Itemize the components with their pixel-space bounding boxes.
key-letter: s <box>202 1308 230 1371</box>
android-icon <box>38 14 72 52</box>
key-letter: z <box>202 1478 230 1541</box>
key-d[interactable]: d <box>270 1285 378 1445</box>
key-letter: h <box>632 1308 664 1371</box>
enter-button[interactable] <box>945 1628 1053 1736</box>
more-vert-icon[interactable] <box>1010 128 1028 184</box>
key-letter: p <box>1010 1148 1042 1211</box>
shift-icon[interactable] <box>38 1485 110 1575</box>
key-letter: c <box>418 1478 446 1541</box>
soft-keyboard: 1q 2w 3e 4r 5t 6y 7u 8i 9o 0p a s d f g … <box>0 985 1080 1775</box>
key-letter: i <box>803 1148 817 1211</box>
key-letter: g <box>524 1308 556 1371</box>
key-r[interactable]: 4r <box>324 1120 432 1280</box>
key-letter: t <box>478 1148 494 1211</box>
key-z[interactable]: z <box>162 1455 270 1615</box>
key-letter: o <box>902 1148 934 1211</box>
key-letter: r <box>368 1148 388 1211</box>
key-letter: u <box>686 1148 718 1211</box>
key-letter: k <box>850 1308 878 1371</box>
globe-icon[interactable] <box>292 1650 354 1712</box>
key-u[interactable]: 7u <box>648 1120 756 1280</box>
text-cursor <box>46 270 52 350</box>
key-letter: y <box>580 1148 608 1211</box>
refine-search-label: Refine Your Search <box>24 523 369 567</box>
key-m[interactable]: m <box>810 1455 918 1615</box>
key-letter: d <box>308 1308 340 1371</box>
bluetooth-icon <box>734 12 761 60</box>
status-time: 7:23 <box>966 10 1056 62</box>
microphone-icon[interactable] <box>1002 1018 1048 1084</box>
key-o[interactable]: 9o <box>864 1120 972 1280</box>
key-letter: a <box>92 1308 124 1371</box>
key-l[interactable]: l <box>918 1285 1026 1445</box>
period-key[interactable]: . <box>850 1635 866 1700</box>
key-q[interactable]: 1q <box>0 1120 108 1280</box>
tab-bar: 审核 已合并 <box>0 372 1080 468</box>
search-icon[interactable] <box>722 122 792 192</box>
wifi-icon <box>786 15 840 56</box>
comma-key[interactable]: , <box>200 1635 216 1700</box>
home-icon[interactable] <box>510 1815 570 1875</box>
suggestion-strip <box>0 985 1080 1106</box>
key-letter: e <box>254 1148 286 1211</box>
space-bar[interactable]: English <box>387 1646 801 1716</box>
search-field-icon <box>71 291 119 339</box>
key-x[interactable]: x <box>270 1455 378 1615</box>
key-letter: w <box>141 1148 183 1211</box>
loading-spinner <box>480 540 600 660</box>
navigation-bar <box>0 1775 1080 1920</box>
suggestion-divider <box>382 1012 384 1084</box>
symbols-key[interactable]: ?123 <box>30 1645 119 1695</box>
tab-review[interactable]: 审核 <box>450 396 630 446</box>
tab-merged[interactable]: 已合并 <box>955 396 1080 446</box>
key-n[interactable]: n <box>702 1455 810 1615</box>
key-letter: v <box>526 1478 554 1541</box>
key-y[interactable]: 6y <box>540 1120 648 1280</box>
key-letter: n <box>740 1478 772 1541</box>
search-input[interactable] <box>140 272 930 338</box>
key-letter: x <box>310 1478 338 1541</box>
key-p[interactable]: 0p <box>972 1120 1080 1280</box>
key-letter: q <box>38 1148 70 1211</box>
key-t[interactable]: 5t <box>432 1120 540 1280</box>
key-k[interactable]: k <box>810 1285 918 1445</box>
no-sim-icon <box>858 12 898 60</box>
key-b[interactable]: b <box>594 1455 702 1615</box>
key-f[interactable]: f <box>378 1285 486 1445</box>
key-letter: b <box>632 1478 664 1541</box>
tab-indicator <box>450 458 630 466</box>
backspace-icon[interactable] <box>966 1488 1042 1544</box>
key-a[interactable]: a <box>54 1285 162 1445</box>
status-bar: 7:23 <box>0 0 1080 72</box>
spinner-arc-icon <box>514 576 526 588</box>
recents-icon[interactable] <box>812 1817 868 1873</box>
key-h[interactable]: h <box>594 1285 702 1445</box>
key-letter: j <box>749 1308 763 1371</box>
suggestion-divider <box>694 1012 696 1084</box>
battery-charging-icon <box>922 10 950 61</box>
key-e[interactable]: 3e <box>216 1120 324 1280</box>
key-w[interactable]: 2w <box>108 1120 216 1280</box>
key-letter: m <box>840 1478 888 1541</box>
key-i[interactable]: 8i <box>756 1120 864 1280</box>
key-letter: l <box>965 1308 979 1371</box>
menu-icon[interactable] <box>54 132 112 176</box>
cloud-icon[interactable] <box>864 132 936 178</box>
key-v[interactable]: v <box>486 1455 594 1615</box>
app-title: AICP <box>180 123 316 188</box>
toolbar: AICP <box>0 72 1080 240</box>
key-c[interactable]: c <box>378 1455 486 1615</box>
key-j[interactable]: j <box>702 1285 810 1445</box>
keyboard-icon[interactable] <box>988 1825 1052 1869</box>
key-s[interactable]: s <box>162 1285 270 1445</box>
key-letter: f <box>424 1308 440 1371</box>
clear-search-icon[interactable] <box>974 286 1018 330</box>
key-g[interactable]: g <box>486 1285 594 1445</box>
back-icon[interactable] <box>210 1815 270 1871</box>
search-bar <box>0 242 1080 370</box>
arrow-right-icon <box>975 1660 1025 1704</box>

What this task involves: Quote the records word for word, starting at the beginning and ending with the line that contains "bluetooth-icon <box>734 12 761 60</box>", including that line.

Answer for the task:
Itemize the components with their pixel-space bounding boxes.
key-letter: s <box>202 1308 230 1371</box>
android-icon <box>38 14 72 52</box>
key-letter: z <box>202 1478 230 1541</box>
key-d[interactable]: d <box>270 1285 378 1445</box>
key-letter: h <box>632 1308 664 1371</box>
enter-button[interactable] <box>945 1628 1053 1736</box>
more-vert-icon[interactable] <box>1010 128 1028 184</box>
key-letter: p <box>1010 1148 1042 1211</box>
shift-icon[interactable] <box>38 1485 110 1575</box>
key-letter: c <box>418 1478 446 1541</box>
soft-keyboard: 1q 2w 3e 4r 5t 6y 7u 8i 9o 0p a s d f g … <box>0 985 1080 1775</box>
key-letter: i <box>803 1148 817 1211</box>
key-letter: g <box>524 1308 556 1371</box>
key-r[interactable]: 4r <box>324 1120 432 1280</box>
key-letter: t <box>478 1148 494 1211</box>
key-z[interactable]: z <box>162 1455 270 1615</box>
key-letter: o <box>902 1148 934 1211</box>
key-letter: r <box>368 1148 388 1211</box>
key-letter: u <box>686 1148 718 1211</box>
key-letter: k <box>850 1308 878 1371</box>
globe-icon[interactable] <box>292 1650 354 1712</box>
key-u[interactable]: 7u <box>648 1120 756 1280</box>
text-cursor <box>46 270 52 350</box>
key-letter: y <box>580 1148 608 1211</box>
refine-search-label: Refine Your Search <box>24 523 369 567</box>
key-m[interactable]: m <box>810 1455 918 1615</box>
key-letter: d <box>308 1308 340 1371</box>
bluetooth-icon <box>734 12 761 60</box>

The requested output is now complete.